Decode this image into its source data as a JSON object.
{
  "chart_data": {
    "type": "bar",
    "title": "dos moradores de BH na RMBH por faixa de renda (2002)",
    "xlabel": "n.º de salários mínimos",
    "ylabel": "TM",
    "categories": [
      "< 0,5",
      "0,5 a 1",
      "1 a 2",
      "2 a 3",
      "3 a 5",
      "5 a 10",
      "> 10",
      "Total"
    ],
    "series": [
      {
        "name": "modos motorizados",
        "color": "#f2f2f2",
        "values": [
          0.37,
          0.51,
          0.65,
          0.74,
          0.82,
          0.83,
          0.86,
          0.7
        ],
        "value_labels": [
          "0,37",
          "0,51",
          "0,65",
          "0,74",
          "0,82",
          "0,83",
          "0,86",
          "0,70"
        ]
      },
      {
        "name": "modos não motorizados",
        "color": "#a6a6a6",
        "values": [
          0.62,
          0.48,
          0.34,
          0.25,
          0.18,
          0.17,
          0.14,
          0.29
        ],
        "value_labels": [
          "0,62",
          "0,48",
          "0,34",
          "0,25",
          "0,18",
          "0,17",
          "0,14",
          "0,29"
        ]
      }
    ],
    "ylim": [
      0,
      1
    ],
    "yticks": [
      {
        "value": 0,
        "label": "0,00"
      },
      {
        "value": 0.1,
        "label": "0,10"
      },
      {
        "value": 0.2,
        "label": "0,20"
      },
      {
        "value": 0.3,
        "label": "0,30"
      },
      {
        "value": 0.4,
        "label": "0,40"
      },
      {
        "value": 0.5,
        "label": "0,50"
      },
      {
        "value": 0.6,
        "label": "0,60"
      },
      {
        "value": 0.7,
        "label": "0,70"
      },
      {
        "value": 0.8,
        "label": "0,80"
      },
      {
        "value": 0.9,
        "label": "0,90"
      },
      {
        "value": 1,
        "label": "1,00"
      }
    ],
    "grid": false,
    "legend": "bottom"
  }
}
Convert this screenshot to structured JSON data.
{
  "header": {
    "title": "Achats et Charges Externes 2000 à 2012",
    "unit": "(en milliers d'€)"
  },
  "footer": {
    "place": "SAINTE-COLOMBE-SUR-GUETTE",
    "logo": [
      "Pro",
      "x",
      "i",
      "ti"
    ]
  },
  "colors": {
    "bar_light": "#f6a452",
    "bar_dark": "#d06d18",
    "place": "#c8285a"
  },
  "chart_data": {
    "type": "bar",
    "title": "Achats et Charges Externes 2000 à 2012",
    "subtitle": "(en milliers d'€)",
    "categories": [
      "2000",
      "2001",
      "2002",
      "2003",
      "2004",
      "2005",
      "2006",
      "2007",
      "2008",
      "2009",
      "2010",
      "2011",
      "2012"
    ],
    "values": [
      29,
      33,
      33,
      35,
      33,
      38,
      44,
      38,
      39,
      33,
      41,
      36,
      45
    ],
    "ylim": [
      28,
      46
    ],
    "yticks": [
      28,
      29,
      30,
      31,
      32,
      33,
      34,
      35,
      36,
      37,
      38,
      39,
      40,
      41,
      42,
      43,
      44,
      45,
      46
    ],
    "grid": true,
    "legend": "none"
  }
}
· · · · ·
Using the listing above, gather each line that holds the string "modos" and copy it.

        "name": "modos motorizados",
        "name": "modos não motorizados",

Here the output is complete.